Provided data =
■ ■ ■ ■
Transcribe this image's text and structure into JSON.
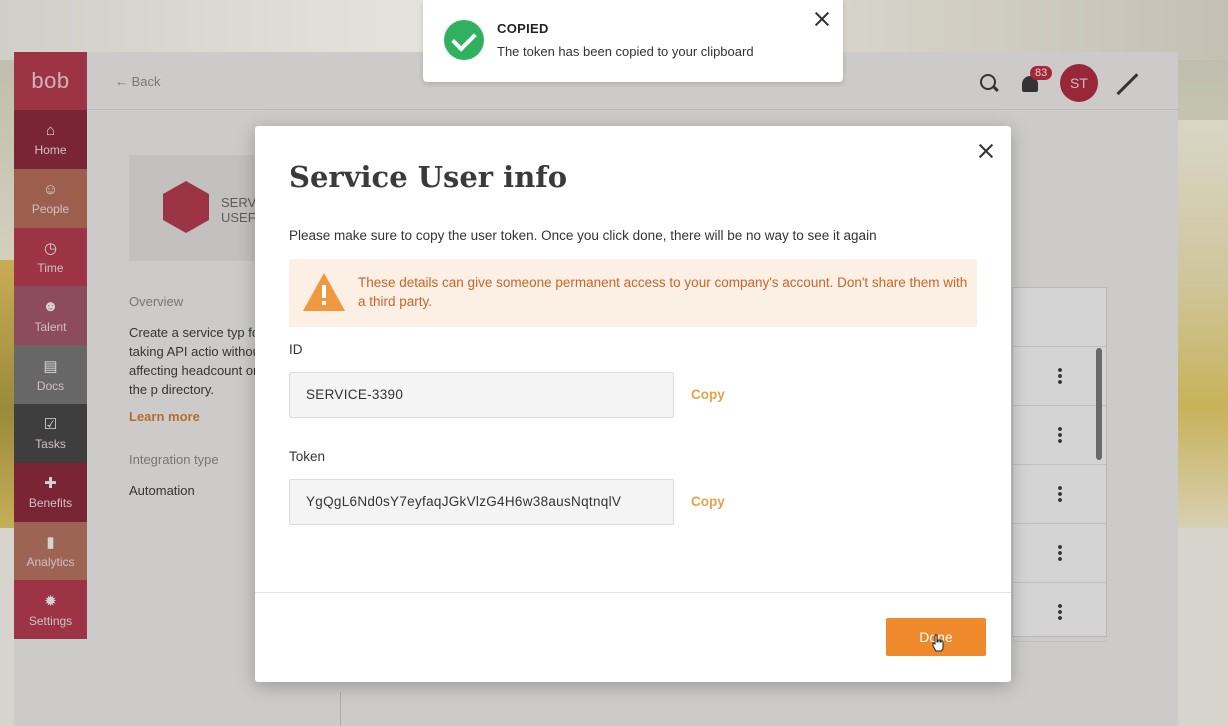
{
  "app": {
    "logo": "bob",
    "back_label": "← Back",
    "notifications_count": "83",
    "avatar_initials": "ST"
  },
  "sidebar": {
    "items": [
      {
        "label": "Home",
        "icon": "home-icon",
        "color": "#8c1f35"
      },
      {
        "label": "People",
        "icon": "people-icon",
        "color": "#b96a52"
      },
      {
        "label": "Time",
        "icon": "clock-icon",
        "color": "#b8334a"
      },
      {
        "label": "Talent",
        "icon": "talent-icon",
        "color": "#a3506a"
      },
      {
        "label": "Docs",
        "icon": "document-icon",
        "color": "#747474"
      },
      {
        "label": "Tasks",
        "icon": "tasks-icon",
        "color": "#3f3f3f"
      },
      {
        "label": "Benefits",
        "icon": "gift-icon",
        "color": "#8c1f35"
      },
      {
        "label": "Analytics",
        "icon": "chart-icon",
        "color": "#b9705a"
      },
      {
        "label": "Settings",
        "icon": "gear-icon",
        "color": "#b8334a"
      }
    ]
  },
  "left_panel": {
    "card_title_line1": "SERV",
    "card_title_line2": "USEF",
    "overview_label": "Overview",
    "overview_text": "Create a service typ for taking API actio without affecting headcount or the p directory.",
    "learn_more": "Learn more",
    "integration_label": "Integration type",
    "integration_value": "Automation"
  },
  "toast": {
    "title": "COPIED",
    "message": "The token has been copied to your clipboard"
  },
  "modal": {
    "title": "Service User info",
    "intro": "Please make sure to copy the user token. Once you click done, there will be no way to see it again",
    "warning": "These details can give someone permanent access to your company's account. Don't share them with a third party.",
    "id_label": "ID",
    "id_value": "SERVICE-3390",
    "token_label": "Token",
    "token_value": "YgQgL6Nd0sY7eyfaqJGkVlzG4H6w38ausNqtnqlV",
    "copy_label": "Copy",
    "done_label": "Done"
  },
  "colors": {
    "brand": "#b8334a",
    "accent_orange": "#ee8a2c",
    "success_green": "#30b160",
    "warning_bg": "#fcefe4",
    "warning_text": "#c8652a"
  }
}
■ ■ ■ ■
What the task asks = Pictures don't belong in the copy. Transcribe every record exactly as it appears.

Solution below =
Transcribe this image's text and structure into JSON.
{
  "app": {
    "logo": "bob",
    "back_label": "← Back",
    "notifications_count": "83",
    "avatar_initials": "ST"
  },
  "sidebar": {
    "items": [
      {
        "label": "Home",
        "icon": "home-icon",
        "color": "#8c1f35"
      },
      {
        "label": "People",
        "icon": "people-icon",
        "color": "#b96a52"
      },
      {
        "label": "Time",
        "icon": "clock-icon",
        "color": "#b8334a"
      },
      {
        "label": "Talent",
        "icon": "talent-icon",
        "color": "#a3506a"
      },
      {
        "label": "Docs",
        "icon": "document-icon",
        "color": "#747474"
      },
      {
        "label": "Tasks",
        "icon": "tasks-icon",
        "color": "#3f3f3f"
      },
      {
        "label": "Benefits",
        "icon": "gift-icon",
        "color": "#8c1f35"
      },
      {
        "label": "Analytics",
        "icon": "chart-icon",
        "color": "#b9705a"
      },
      {
        "label": "Settings",
        "icon": "gear-icon",
        "color": "#b8334a"
      }
    ]
  },
  "left_panel": {
    "card_title_line1": "SERV",
    "card_title_line2": "USEF",
    "overview_label": "Overview",
    "overview_text": "Create a service typ for taking API actio without affecting headcount or the p directory.",
    "learn_more": "Learn more",
    "integration_label": "Integration type",
    "integration_value": "Automation"
  },
  "toast": {
    "title": "COPIED",
    "message": "The token has been copied to your clipboard"
  },
  "modal": {
    "title": "Service User info",
    "intro": "Please make sure to copy the user token. Once you click done, there will be no way to see it again",
    "warning": "These details can give someone permanent access to your company's account. Don't share them with a third party.",
    "id_label": "ID",
    "id_value": "SERVICE-3390",
    "token_label": "Token",
    "token_value": "YgQgL6Nd0sY7eyfaqJGkVlzG4H6w38ausNqtnqlV",
    "copy_label": "Copy",
    "done_label": "Done"
  },
  "colors": {
    "brand": "#b8334a",
    "accent_orange": "#ee8a2c",
    "success_green": "#30b160",
    "warning_bg": "#fcefe4",
    "warning_text": "#c8652a"
  }
}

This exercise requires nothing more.